◆ The problem ◆
Identify each line below that contains the word "label", and copy it out.

[Dataset excerpts]

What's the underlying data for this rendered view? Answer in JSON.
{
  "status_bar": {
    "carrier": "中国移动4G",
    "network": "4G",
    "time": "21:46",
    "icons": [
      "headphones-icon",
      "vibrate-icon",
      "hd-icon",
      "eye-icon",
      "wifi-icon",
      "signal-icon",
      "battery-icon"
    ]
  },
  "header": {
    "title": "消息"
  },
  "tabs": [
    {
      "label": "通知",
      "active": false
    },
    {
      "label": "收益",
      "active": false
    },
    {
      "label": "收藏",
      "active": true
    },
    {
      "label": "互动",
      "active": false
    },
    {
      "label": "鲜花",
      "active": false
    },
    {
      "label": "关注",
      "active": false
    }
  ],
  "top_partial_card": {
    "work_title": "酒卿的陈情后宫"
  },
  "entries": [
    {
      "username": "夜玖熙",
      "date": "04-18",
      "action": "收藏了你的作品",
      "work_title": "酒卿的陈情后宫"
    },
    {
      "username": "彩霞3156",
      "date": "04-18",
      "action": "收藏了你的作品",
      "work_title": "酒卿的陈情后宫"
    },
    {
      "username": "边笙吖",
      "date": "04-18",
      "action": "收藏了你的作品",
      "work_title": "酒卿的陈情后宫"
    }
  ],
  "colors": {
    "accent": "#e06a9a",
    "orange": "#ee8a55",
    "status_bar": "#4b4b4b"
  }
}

◆ Answer to the problem ◆
      "label": "通知",
      "label": "收益",
      "label": "收藏",
      "label": "互动",
      "label": "鲜花",
      "label": "关注",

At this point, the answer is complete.